§ **EXERCISE OBJECTIVE**
Find the lines holding "examples" and copy them.

--- BEGIN SUPPLIED INFORMATION ---

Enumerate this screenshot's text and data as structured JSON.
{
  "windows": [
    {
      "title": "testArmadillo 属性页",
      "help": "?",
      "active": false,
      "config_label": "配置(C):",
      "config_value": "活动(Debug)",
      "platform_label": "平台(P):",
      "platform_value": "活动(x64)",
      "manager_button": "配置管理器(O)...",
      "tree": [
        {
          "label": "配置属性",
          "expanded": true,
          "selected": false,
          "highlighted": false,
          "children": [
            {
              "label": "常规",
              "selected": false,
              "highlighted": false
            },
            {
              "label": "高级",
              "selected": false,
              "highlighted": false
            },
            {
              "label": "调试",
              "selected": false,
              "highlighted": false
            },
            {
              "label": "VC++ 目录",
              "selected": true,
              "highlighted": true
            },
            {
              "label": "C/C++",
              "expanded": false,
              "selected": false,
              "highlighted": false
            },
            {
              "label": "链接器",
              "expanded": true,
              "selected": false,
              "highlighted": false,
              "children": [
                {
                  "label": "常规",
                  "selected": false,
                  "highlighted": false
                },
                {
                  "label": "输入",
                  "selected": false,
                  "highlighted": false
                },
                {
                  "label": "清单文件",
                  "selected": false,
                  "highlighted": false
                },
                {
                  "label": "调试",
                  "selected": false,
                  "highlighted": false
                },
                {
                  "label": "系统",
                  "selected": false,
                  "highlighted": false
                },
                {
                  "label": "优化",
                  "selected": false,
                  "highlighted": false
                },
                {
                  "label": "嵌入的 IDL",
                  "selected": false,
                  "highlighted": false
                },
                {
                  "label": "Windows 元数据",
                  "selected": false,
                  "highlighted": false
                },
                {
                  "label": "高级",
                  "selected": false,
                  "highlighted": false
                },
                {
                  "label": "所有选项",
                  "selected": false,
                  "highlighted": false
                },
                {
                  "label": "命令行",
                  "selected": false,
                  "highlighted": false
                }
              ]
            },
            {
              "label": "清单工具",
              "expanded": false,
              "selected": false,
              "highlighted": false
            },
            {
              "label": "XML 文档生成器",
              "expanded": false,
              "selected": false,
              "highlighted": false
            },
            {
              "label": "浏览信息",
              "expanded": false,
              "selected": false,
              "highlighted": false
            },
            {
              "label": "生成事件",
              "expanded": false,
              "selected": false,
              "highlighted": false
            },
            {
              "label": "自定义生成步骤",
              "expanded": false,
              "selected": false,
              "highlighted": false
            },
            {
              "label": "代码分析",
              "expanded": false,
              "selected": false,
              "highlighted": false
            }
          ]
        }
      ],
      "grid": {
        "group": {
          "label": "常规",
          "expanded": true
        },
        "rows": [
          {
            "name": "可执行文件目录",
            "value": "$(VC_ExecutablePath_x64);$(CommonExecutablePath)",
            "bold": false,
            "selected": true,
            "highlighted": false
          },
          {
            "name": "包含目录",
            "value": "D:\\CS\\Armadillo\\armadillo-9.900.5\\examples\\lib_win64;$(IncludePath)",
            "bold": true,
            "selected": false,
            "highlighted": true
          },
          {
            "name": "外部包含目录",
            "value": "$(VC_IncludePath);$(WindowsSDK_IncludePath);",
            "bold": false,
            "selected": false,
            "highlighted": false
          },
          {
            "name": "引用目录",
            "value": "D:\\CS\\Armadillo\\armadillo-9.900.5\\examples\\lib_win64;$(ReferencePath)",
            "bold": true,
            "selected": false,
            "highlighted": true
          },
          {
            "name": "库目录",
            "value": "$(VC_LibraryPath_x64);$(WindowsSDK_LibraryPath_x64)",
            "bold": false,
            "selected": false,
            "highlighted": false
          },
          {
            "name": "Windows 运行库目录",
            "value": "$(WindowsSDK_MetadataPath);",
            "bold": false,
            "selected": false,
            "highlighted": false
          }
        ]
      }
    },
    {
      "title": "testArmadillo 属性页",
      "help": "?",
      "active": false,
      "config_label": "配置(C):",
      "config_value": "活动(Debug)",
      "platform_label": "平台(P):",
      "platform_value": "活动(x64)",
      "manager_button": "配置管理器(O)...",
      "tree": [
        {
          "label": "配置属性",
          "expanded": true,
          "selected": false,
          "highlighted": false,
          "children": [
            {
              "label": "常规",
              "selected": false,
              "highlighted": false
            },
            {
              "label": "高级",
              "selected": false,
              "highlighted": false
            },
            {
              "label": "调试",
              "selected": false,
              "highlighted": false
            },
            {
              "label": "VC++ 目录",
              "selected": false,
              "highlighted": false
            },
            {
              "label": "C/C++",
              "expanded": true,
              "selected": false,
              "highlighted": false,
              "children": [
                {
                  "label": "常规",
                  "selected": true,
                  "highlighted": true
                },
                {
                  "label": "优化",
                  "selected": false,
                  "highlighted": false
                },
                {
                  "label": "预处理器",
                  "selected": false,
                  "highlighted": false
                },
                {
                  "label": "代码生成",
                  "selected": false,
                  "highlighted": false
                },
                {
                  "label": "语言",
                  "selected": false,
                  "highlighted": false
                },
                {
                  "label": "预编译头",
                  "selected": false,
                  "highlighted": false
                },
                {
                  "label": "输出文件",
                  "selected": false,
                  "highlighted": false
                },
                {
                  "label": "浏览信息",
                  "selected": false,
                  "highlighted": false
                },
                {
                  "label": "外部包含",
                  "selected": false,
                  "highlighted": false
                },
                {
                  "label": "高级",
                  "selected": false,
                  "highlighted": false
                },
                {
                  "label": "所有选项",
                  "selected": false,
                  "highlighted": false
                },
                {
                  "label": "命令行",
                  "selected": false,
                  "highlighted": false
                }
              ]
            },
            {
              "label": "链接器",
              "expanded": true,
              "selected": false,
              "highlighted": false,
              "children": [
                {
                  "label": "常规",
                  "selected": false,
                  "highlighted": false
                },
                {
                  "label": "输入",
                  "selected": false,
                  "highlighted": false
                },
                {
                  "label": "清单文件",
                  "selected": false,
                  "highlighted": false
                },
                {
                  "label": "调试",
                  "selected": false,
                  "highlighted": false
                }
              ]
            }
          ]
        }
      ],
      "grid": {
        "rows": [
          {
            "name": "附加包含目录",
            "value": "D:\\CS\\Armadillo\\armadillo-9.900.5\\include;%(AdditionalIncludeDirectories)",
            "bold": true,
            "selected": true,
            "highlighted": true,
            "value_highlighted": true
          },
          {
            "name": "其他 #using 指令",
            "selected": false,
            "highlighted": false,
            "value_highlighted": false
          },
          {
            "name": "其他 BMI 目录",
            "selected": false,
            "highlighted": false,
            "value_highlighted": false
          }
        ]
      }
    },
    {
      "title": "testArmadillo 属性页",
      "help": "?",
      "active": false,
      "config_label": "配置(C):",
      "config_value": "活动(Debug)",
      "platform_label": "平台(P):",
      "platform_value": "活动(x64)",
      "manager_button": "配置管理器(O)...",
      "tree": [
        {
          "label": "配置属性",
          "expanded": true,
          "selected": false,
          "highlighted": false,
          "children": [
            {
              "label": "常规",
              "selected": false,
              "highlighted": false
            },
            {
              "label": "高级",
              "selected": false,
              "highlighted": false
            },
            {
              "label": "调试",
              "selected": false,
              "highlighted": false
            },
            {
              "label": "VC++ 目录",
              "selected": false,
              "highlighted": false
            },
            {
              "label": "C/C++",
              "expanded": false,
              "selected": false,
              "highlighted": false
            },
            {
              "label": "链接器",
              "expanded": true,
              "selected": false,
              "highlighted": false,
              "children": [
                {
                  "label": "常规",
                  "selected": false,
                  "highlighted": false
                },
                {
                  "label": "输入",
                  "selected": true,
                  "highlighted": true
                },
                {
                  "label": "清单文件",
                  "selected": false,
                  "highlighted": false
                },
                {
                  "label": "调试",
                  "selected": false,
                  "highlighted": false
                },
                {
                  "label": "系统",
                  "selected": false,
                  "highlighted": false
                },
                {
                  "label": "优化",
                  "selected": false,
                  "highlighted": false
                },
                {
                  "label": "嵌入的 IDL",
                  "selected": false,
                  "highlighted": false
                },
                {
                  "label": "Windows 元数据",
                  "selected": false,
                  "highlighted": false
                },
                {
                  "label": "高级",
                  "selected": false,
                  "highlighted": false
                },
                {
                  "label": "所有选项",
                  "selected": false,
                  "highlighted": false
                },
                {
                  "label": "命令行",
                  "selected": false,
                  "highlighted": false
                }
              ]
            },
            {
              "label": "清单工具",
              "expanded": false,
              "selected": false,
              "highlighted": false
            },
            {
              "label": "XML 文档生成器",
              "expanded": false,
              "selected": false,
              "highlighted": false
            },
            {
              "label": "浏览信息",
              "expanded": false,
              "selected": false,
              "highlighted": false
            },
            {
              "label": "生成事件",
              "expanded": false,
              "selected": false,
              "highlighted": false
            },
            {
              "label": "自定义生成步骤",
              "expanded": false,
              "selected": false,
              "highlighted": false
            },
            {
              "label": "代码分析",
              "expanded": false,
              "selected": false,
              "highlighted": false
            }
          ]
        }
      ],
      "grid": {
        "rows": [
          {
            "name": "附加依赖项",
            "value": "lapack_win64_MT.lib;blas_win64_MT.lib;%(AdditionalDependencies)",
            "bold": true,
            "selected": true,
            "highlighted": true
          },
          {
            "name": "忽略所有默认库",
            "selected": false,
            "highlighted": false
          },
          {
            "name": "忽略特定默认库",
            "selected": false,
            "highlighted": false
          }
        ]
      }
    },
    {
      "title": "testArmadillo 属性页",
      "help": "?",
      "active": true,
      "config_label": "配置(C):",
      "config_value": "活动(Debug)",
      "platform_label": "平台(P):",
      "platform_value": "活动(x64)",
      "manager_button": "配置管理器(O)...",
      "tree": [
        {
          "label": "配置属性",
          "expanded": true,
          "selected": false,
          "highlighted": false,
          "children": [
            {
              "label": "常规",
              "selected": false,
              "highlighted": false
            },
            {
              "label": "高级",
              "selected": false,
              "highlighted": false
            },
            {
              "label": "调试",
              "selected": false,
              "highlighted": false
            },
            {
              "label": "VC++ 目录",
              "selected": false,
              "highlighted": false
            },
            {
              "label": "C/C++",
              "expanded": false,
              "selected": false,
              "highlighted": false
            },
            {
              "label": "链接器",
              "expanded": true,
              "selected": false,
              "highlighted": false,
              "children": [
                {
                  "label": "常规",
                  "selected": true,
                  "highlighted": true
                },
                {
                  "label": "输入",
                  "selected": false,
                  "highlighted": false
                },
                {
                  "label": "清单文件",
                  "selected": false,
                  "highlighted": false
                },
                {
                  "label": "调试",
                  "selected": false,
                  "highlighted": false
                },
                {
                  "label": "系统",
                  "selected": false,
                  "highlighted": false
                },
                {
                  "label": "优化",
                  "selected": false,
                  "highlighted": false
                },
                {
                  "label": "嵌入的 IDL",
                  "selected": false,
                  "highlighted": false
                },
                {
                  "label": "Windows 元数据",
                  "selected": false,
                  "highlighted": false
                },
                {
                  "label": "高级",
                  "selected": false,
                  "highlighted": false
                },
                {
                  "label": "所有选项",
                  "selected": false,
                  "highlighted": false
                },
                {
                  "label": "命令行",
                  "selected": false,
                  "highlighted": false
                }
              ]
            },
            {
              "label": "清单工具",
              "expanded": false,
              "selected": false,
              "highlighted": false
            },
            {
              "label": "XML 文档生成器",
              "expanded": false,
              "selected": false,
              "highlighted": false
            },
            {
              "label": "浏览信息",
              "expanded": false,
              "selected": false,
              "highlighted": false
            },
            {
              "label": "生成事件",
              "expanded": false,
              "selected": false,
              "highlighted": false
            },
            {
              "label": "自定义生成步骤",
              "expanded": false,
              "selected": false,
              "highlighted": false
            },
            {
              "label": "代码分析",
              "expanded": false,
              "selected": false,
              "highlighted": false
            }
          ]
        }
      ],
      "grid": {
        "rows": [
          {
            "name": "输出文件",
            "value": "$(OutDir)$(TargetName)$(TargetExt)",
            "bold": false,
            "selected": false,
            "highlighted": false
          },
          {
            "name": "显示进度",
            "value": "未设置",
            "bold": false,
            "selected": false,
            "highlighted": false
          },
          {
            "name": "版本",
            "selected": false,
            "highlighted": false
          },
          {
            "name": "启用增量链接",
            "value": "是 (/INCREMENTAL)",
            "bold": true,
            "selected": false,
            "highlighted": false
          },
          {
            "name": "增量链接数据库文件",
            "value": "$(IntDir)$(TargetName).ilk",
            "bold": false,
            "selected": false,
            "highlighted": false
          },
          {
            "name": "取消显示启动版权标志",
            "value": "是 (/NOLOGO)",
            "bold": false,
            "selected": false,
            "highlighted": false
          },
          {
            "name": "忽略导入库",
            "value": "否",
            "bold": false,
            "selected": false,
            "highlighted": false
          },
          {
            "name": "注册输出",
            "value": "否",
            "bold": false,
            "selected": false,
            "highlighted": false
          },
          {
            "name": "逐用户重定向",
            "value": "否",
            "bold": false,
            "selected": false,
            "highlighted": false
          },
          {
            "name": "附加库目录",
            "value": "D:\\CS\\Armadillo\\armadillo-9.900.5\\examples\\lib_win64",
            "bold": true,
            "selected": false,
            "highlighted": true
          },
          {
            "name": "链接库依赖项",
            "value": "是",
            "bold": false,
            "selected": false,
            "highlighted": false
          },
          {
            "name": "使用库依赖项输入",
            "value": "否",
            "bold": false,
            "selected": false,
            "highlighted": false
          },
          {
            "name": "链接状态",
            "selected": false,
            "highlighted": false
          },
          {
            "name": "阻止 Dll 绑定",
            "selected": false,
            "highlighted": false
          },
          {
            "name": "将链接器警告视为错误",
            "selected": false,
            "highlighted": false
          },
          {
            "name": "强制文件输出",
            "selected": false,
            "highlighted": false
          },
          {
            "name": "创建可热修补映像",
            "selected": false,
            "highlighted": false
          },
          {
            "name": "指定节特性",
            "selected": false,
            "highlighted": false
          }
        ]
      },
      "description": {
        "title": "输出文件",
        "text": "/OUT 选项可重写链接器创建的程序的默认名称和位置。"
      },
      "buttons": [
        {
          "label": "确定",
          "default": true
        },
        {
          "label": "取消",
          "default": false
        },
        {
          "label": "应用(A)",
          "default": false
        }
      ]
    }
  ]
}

--- END SUPPLIED INFORMATION ---

§ **WRITTEN SOLUTION**
            "value": "D:\\CS\\Armadillo\\armadillo-9.900.5\\examples\\lib_win64;$(IncludePath)",
            "value": "D:\\CS\\Armadillo\\armadillo-9.900.5\\examples\\lib_win64;$(ReferencePath)",
            "value": "D:\\CS\\Armadillo\\armadillo-9.900.5\\examples\\lib_win64",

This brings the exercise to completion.